WHAT TO DO — Images do not belong in the copy. Retype all the entries below exactly.

RECORDS —
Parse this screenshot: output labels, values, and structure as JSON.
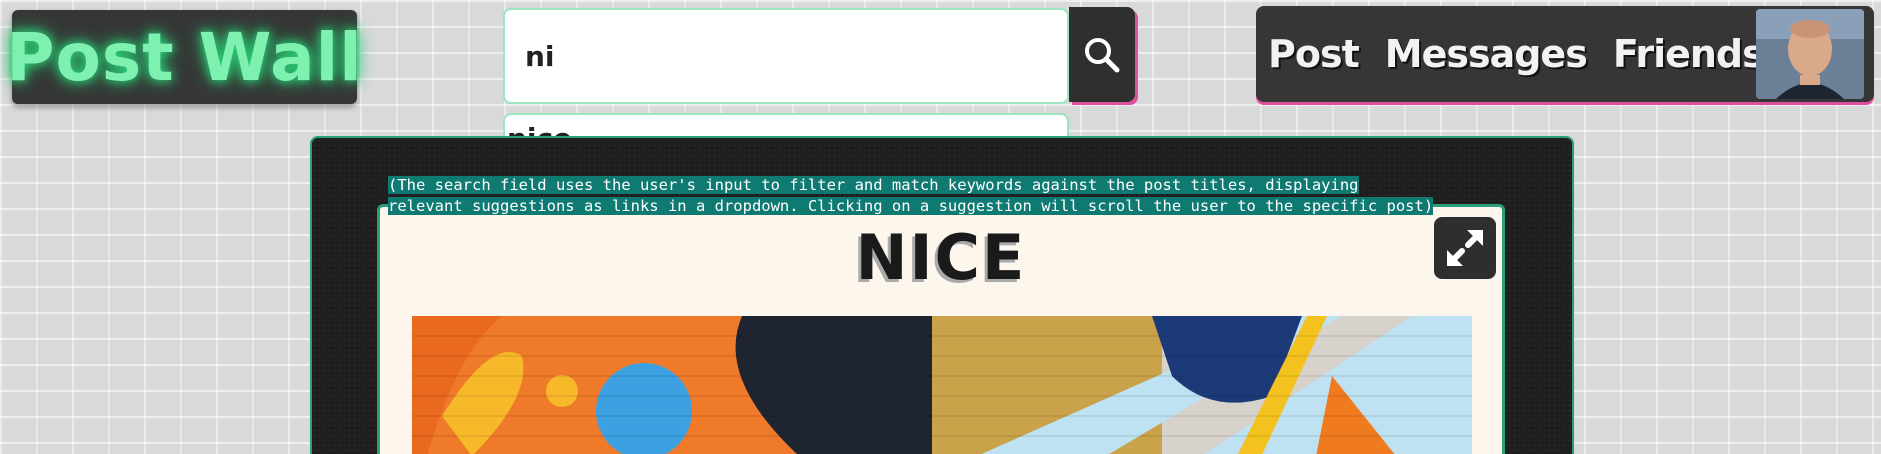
{
  "logo": {
    "text": "Post Wall"
  },
  "search": {
    "value": "ni",
    "suggestions": [
      "nice"
    ]
  },
  "nav": {
    "post": "Post",
    "messages": "Messages",
    "friends": "Friends"
  },
  "caption": {
    "line1": "(The search field uses the user's input to filter and match keywords against the post titles, displaying ",
    "line2": "relevant suggestions as links in a dropdown. Clicking on a suggestion will scroll the user to the specific post)"
  },
  "post": {
    "title": "NICE"
  },
  "colors": {
    "accent_green": "#2a9f7a",
    "neon_green": "#7ef0b0",
    "accent_pink": "#e04f9c",
    "panel_dark": "#363636",
    "card_bg": "#fdf6ec"
  },
  "icons": {
    "search": "search-icon",
    "expand": "expand-icon"
  }
}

ANSWER BELOW —
Parse this screenshot: output labels, values, and structure as JSON.
{
  "logo": {
    "text": "Post Wall"
  },
  "search": {
    "value": "ni",
    "suggestions": [
      "nice"
    ]
  },
  "nav": {
    "post": "Post",
    "messages": "Messages",
    "friends": "Friends"
  },
  "caption": {
    "line1": "(The search field uses the user's input to filter and match keywords against the post titles, displaying ",
    "line2": "relevant suggestions as links in a dropdown. Clicking on a suggestion will scroll the user to the specific post)"
  },
  "post": {
    "title": "NICE"
  },
  "colors": {
    "accent_green": "#2a9f7a",
    "neon_green": "#7ef0b0",
    "accent_pink": "#e04f9c",
    "panel_dark": "#363636",
    "card_bg": "#fdf6ec"
  },
  "icons": {
    "search": "search-icon",
    "expand": "expand-icon"
  }
}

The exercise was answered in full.